Exercise directions: Write the records out again, precisely as they stand.

Supplied entries:
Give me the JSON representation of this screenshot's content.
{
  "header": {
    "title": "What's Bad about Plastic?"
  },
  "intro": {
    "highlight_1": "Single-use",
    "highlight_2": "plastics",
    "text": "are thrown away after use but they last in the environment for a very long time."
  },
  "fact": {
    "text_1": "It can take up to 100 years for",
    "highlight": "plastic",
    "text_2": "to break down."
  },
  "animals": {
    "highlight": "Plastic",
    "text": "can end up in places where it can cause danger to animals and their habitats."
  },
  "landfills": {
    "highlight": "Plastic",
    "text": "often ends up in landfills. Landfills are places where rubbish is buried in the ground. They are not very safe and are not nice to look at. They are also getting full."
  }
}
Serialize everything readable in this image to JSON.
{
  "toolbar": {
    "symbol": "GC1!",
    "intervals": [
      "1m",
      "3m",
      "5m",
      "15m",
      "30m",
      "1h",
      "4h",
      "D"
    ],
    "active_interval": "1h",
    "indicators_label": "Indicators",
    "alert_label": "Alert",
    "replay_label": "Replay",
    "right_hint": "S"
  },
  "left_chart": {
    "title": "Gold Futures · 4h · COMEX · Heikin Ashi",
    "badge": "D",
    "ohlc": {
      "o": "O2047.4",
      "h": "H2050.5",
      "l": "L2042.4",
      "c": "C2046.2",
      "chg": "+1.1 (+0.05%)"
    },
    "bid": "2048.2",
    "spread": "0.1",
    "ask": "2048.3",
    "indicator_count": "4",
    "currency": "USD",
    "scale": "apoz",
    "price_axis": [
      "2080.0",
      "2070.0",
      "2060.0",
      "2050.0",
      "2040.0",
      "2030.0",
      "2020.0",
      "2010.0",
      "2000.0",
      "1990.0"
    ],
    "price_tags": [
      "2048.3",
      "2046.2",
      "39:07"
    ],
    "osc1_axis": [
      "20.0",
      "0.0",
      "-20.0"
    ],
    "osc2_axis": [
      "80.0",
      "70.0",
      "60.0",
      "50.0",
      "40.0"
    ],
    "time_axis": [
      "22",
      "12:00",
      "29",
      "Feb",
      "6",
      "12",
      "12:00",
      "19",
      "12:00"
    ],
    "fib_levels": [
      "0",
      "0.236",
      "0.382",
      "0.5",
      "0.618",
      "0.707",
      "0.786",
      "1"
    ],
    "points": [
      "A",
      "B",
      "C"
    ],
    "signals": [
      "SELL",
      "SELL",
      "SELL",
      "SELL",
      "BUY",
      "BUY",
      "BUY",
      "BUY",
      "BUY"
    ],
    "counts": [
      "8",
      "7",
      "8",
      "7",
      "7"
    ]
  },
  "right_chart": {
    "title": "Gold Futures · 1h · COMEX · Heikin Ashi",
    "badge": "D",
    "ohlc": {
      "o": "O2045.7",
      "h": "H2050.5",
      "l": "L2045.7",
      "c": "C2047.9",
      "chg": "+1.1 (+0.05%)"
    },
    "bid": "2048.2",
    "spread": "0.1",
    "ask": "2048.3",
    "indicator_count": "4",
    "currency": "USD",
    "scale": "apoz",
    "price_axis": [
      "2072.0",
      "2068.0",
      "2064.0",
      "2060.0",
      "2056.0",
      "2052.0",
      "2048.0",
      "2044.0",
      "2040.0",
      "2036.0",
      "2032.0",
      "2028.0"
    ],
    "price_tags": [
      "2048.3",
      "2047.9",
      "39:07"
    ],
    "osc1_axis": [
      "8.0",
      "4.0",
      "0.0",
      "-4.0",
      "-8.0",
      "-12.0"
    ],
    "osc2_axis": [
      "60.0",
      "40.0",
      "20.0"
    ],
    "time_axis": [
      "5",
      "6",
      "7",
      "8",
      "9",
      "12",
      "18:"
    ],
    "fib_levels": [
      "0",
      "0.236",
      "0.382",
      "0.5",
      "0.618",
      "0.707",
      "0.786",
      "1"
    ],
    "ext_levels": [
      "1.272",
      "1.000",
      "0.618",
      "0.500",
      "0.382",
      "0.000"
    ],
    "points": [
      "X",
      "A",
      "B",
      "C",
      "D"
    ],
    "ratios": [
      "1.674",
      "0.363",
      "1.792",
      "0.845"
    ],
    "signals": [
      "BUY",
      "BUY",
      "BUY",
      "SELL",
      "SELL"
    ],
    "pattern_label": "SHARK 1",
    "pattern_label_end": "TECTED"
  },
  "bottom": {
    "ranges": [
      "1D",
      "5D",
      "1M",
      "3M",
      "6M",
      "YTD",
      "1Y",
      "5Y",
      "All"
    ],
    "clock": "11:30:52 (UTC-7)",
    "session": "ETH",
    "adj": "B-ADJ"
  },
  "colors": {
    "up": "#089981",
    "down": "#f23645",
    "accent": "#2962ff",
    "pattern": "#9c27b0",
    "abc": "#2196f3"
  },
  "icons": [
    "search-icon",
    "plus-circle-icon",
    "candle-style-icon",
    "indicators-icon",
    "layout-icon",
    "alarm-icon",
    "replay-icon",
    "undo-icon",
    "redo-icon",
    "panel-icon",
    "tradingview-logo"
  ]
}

Problem solution:
Give me the JSON representation of this screenshot's content.
{
  "header": {
    "title": "What's Bad about Plastic?"
  },
  "intro": {
    "highlight_1": "Single-use",
    "highlight_2": "plastics",
    "text": "are thrown away after use but they last in the environment for a very long time."
  },
  "fact": {
    "text_1": "It can take up to 100 years for",
    "highlight": "plastic",
    "text_2": "to break down."
  },
  "animals": {
    "highlight": "Plastic",
    "text": "can end up in places where it can cause danger to animals and their habitats."
  },
  "landfills": {
    "highlight": "Plastic",
    "text": "often ends up in landfills. Landfills are places where rubbish is buried in the ground. They are not very safe and are not nice to look at. They are also getting full."
  }
}
Serialize everything readable in this image to JSON.
{
  "toolbar": {
    "symbol": "GC1!",
    "intervals": [
      "1m",
      "3m",
      "5m",
      "15m",
      "30m",
      "1h",
      "4h",
      "D"
    ],
    "active_interval": "1h",
    "indicators_label": "Indicators",
    "alert_label": "Alert",
    "replay_label": "Replay",
    "right_hint": "S"
  },
  "left_chart": {
    "title": "Gold Futures · 4h · COMEX · Heikin Ashi",
    "badge": "D",
    "ohlc": {
      "o": "O2047.4",
      "h": "H2050.5",
      "l": "L2042.4",
      "c": "C2046.2",
      "chg": "+1.1 (+0.05%)"
    },
    "bid": "2048.2",
    "spread": "0.1",
    "ask": "2048.3",
    "indicator_count": "4",
    "currency": "USD",
    "scale": "apoz",
    "price_axis": [
      "2080.0",
      "2070.0",
      "2060.0",
      "2050.0",
      "2040.0",
      "2030.0",
      "2020.0",
      "2010.0",
      "2000.0",
      "1990.0"
    ],
    "price_tags": [
      "2048.3",
      "2046.2",
      "39:07"
    ],
    "osc1_axis": [
      "20.0",
      "0.0",
      "-20.0"
    ],
    "osc2_axis": [
      "80.0",
      "70.0",
      "60.0",
      "50.0",
      "40.0"
    ],
    "time_axis": [
      "22",
      "12:00",
      "29",
      "Feb",
      "6",
      "12",
      "12:00",
      "19",
      "12:00"
    ],
    "fib_levels": [
      "0",
      "0.236",
      "0.382",
      "0.5",
      "0.618",
      "0.707",
      "0.786",
      "1"
    ],
    "points": [
      "A",
      "B",
      "C"
    ],
    "signals": [
      "SELL",
      "SELL",
      "SELL",
      "SELL",
      "BUY",
      "BUY",
      "BUY",
      "BUY",
      "BUY"
    ],
    "counts": [
      "8",
      "7",
      "8",
      "7",
      "7"
    ]
  },
  "right_chart": {
    "title": "Gold Futures · 1h · COMEX · Heikin Ashi",
    "badge": "D",
    "ohlc": {
      "o": "O2045.7",
      "h": "H2050.5",
      "l": "L2045.7",
      "c": "C2047.9",
      "chg": "+1.1 (+0.05%)"
    },
    "bid": "2048.2",
    "spread": "0.1",
    "ask": "2048.3",
    "indicator_count": "4",
    "currency": "USD",
    "scale": "apoz",
    "price_axis": [
      "2072.0",
      "2068.0",
      "2064.0",
      "2060.0",
      "2056.0",
      "2052.0",
      "2048.0",
      "2044.0",
      "2040.0",
      "2036.0",
      "2032.0",
      "2028.0"
    ],
    "price_tags": [
      "2048.3",
      "2047.9",
      "39:07"
    ],
    "osc1_axis": [
      "8.0",
      "4.0",
      "0.0",
      "-4.0",
      "-8.0",
      "-12.0"
    ],
    "osc2_axis": [
      "60.0",
      "40.0",
      "20.0"
    ],
    "time_axis": [
      "5",
      "6",
      "7",
      "8",
      "9",
      "12",
      "18:"
    ],
    "fib_levels": [
      "0",
      "0.236",
      "0.382",
      "0.5",
      "0.618",
      "0.707",
      "0.786",
      "1"
    ],
    "ext_levels": [
      "1.272",
      "1.000",
      "0.618",
      "0.500",
      "0.382",
      "0.000"
    ],
    "points": [
      "X",
      "A",
      "B",
      "C",
      "D"
    ],
    "ratios": [
      "1.674",
      "0.363",
      "1.792",
      "0.845"
    ],
    "signals": [
      "BUY",
      "BUY",
      "BUY",
      "SELL",
      "SELL"
    ],
    "pattern_label": "SHARK 1",
    "pattern_label_end": "TECTED"
  },
  "bottom": {
    "ranges": [
      "1D",
      "5D",
      "1M",
      "3M",
      "6M",
      "YTD",
      "1Y",
      "5Y",
      "All"
    ],
    "clock": "11:30:52 (UTC-7)",
    "session": "ETH",
    "adj": "B-ADJ"
  },
  "colors": {
    "up": "#089981",
    "down": "#f23645",
    "accent": "#2962ff",
    "pattern": "#9c27b0",
    "abc": "#2196f3"
  },
  "icons": [
    "search-icon",
    "plus-circle-icon",
    "candle-style-icon",
    "indicators-icon",
    "layout-icon",
    "alarm-icon",
    "replay-icon",
    "undo-icon",
    "redo-icon",
    "panel-icon",
    "tradingview-logo"
  ]
}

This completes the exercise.